▸ Work instructions:
Rewrite each of the following rows, replacing every occurrence of "legend-label" with "legend-entry" and leaving everything else unchanged.

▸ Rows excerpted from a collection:
:::
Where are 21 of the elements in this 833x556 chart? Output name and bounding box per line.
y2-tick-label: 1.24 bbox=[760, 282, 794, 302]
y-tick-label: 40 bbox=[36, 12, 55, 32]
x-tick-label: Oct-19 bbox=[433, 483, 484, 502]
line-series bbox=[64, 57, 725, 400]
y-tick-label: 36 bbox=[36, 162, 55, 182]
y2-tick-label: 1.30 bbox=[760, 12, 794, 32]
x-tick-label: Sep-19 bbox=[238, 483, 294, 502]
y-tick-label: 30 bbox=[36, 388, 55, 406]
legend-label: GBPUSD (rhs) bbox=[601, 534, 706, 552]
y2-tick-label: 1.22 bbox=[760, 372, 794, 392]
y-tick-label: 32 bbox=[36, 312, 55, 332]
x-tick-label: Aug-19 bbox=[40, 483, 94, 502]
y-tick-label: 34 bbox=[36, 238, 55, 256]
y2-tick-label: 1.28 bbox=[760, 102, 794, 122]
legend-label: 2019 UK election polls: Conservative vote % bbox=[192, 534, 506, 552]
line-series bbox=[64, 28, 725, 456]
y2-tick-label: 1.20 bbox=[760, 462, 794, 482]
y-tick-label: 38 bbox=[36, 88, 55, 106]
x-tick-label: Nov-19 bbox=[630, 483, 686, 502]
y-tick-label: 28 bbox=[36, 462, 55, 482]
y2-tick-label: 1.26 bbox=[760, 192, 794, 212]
:::
▸ Solved problem:
Where are 21 of the elements in this 833x556 chart? Output name and bounding box per line.
y2-tick-label: 1.24 bbox=[760, 282, 794, 302]
y-tick-label: 40 bbox=[36, 12, 55, 32]
x-tick-label: Oct-19 bbox=[433, 483, 484, 502]
line-series bbox=[64, 57, 725, 400]
y-tick-label: 36 bbox=[36, 162, 55, 182]
y2-tick-label: 1.30 bbox=[760, 12, 794, 32]
x-tick-label: Sep-19 bbox=[238, 483, 294, 502]
y-tick-label: 30 bbox=[36, 388, 55, 406]
legend-entry: GBPUSD (rhs) bbox=[601, 534, 706, 552]
y2-tick-label: 1.22 bbox=[760, 372, 794, 392]
y-tick-label: 32 bbox=[36, 312, 55, 332]
x-tick-label: Aug-19 bbox=[40, 483, 94, 502]
y-tick-label: 34 bbox=[36, 238, 55, 256]
y2-tick-label: 1.28 bbox=[760, 102, 794, 122]
legend-entry: 2019 UK election polls: Conservative vote % bbox=[192, 534, 506, 552]
line-series bbox=[64, 28, 725, 456]
y2-tick-label: 1.20 bbox=[760, 462, 794, 482]
y-tick-label: 38 bbox=[36, 88, 55, 106]
x-tick-label: Nov-19 bbox=[630, 483, 686, 502]
y-tick-label: 28 bbox=[36, 462, 55, 482]
y2-tick-label: 1.26 bbox=[760, 192, 794, 212]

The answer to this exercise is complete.